*Exercise goal*
Copy everything in the data below exactly except the pictures.

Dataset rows
+ + +

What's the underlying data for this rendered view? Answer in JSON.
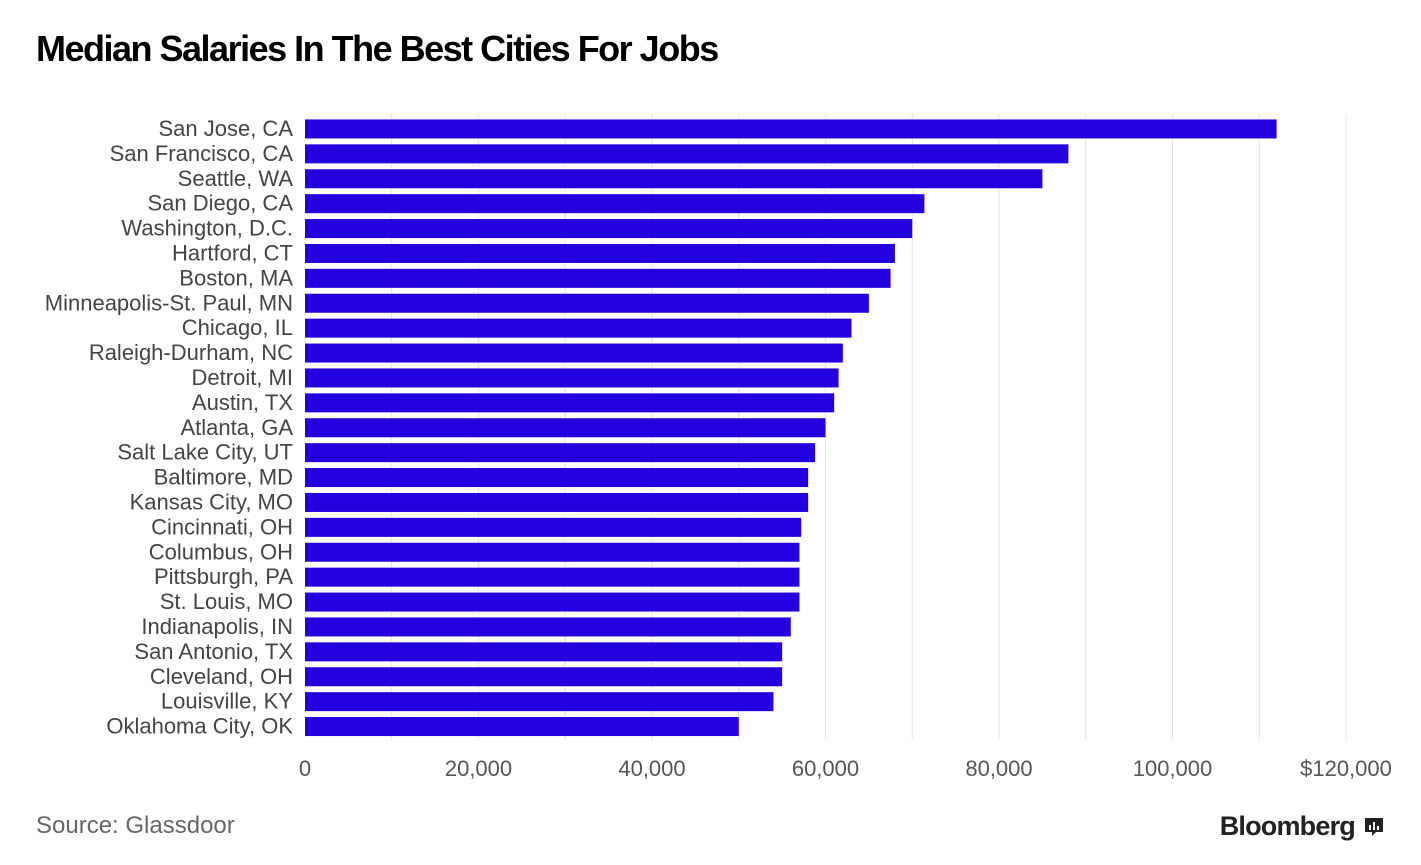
{
  "title": "Median Salaries In The Best Cities For Jobs",
  "source": "Source: Glassdoor",
  "brand": {
    "name": "Bloomberg",
    "icon": "chart-icon"
  },
  "colors": {
    "bar": "#2200DD",
    "grid": "#e4e4e4",
    "label": "#444444",
    "tick": "#555555"
  },
  "chart_data": {
    "type": "bar",
    "orientation": "horizontal",
    "categories": [
      "San Jose, CA",
      "San Francisco, CA",
      "Seattle, WA",
      "San Diego, CA",
      "Washington, D.C.",
      "Hartford, CT",
      "Boston, MA",
      "Minneapolis-St. Paul, MN",
      "Chicago, IL",
      "Raleigh-Durham, NC",
      "Detroit, MI",
      "Austin, TX",
      "Atlanta, GA",
      "Salt Lake City, UT",
      "Baltimore, MD",
      "Kansas City, MO",
      "Cincinnati, OH",
      "Columbus, OH",
      "Pittsburgh, PA",
      "St. Louis, MO",
      "Indianapolis, IN",
      "San Antonio, TX",
      "Cleveland, OH",
      "Louisville, KY",
      "Oklahoma City, OK"
    ],
    "values": [
      112000,
      88000,
      85000,
      71400,
      70000,
      68000,
      67500,
      65000,
      63000,
      62000,
      61500,
      61000,
      60000,
      58800,
      58000,
      58000,
      57200,
      57000,
      57000,
      57000,
      56000,
      55000,
      55000,
      54000,
      50000
    ],
    "xlim": [
      0,
      120000
    ],
    "xticks": [
      0,
      20000,
      40000,
      60000,
      80000,
      100000,
      120000
    ],
    "xtick_labels": [
      "0",
      "20,000",
      "40,000",
      "60,000",
      "80,000",
      "100,000",
      "$120,000"
    ],
    "grid": true,
    "legend": "none"
  }
}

+ + +

*Exercise answer*
What's the underlying data for this rendered view? Answer in JSON.
{
  "title": "Median Salaries In The Best Cities For Jobs",
  "source": "Source: Glassdoor",
  "brand": {
    "name": "Bloomberg",
    "icon": "chart-icon"
  },
  "colors": {
    "bar": "#2200DD",
    "grid": "#e4e4e4",
    "label": "#444444",
    "tick": "#555555"
  },
  "chart_data": {
    "type": "bar",
    "orientation": "horizontal",
    "categories": [
      "San Jose, CA",
      "San Francisco, CA",
      "Seattle, WA",
      "San Diego, CA",
      "Washington, D.C.",
      "Hartford, CT",
      "Boston, MA",
      "Minneapolis-St. Paul, MN",
      "Chicago, IL",
      "Raleigh-Durham, NC",
      "Detroit, MI",
      "Austin, TX",
      "Atlanta, GA",
      "Salt Lake City, UT",
      "Baltimore, MD",
      "Kansas City, MO",
      "Cincinnati, OH",
      "Columbus, OH",
      "Pittsburgh, PA",
      "St. Louis, MO",
      "Indianapolis, IN",
      "San Antonio, TX",
      "Cleveland, OH",
      "Louisville, KY",
      "Oklahoma City, OK"
    ],
    "values": [
      112000,
      88000,
      85000,
      71400,
      70000,
      68000,
      67500,
      65000,
      63000,
      62000,
      61500,
      61000,
      60000,
      58800,
      58000,
      58000,
      57200,
      57000,
      57000,
      57000,
      56000,
      55000,
      55000,
      54000,
      50000
    ],
    "xlim": [
      0,
      120000
    ],
    "xticks": [
      0,
      20000,
      40000,
      60000,
      80000,
      100000,
      120000
    ],
    "xtick_labels": [
      "0",
      "20,000",
      "40,000",
      "60,000",
      "80,000",
      "100,000",
      "$120,000"
    ],
    "grid": true,
    "legend": "none"
  }
}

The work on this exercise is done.